▸ **TASK**: Pick up the page of dated quotations after its final attribution and continue it.

If the empire had been afflicted by any recent calamity, by a plague, a famine, or an unsuccessful war; if the Tiber had, or if the Nile had not, risen beyond its banks; if the earth had shaken, or if the temperate order of the seasons had been interrupted, the superstitious Pagans were convinced that the crimes and the impiety of the Christians, who were spared by the excessive leniety of the government, had at length provoked the Divine justice.

— Edward Gibbon, The Decline and Fall of the Roman Empire, Chapter XVI.

Conscientious objectors

April 1, 2006

[Christians] refused to take any active part in the civil administration or the military defense of the empire. […] This indolent, or even criminal disregard to the public welfare, exposed them to the contempt and reproaches of the Pagans, who very frequently asked, what must be the fate of the empire, attacked on every side by barbarians, if all mankind should adopt the pusillanimous sentiments of the new sect?

— Edward Gibbon, The Decline and Fall of the Roman Empire, Chapter XV.

The emperor is blind when his eyes are closed

April 1, 2006

How often is it the interest of four or five ministers to combine together to deceive their sovereign! Secluded from mankind by his exalted dignity, the truth is concealed from his knowledge; he can see only with their eyes, he hears nothing but their misrepresentations. He confers the most important offices upon vice and weakness, and disgraces the most virtuous and deserving among his subjects.

— attributed to the Roman Emperor Diocletian by Edward Gibbon, The Decline and Fall of the Roman Empire, Chapter XIII.

Closed minds, sealed fates

December 11, 2005

The distortion of Soviet intelligence analysis derived, at root, from the nature of the one-party state and its inherent distrust of all opposing views. The Soviet Union thus found it more difficult than its Western rivals to understand, and therefore to use, the political intelligence it collected. Though the Soviet leadership never really understood the West until the closing years of the Cold War, it would have been outraged to have its misunderstandings challenged by intelligence reports. Heterodox opinions within the Soviet system always ran the risk of being condemned as subversive. […] [O]ne-party states have an inherent disadvantage when it comes to intelligence analysis, since analysts usually fear to tell the Party hierarch what it does not want to hear.

— Christopher Andrew and Vasili Mitrokhin, The Sword and the Shield, pg. 555.

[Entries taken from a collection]
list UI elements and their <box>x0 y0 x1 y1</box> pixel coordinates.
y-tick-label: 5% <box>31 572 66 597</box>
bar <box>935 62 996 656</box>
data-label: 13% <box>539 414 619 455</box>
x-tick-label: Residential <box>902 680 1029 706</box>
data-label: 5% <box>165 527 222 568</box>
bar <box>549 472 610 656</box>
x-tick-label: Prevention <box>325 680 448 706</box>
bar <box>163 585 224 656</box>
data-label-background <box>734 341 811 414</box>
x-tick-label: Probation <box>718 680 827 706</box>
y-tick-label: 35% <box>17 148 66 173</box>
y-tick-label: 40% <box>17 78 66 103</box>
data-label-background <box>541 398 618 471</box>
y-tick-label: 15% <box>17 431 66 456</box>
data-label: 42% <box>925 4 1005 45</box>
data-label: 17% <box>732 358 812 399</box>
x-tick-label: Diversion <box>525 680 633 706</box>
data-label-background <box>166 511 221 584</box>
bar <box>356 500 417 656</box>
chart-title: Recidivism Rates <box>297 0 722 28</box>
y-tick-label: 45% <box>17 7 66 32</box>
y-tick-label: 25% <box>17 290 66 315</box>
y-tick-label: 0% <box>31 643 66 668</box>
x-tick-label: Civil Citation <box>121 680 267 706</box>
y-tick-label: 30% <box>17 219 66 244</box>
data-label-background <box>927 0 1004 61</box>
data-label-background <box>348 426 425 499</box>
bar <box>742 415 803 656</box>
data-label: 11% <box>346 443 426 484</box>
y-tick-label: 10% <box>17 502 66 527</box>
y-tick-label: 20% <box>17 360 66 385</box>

▸ **EXPECTED ANSWER**:
They would be greeted as liberators

December 4, 2005

At the time of the October Revolution, it had never occurred to Lenin that he and the Bolshevik leadership would be responsible for the rebirth of the [Czarist secret police] in a new and far more terrible form. In The State and Revolution, which he had almost completed in the summer of 1917, he had claimed that there would be no need for a police force, let alone a political police, after the Revolution. Though it would be necessary to arrange for “the suppression of the minority of exploiters by the majority of wage slaves of yesterday,” such suppression would be “comparatively easy.” The “proletarian dictatorship” which would preside over the rapid destruction of the bourgeois order would require a minimum of rules, regulation and bureaucracy. Lenin had never foreseen the possibility of mass opposition to a revolution carried out in the name of the people.

— Christopher Andrew and Vasili Mitrokhin, The Sword and the Shield, pg. 29.

Why they called him “Tricky Dick”

October 29, 2005

The 1952 [presidential] campaign also saw what [Earl] Warren considered his “betrayal” by Richard M. Nixon. [Nixon] had, like all the California delegates, signed a pledge to support [Warren] at the [Republican National] Convention. Despite this, Nixon worked, both in and outside the delegation, to obtain support for Eisenhower. Nixon joined the Warren campaign train in Denver, on July 4, the night before it was due in Chicago for the Convention. The train was in a festive mood, as the delegates had been celebrating in orange baseball caps, with the letter “W.” Nixon and his supporters went through the train, shaking hands, and whispering that Warren did not have a chance and they should jump on the Eisenhower bandwagon.

— Bernard Schwartz, Super Chief: Earl Warren and His Supreme Court — A Judicial Biography, pg. 21.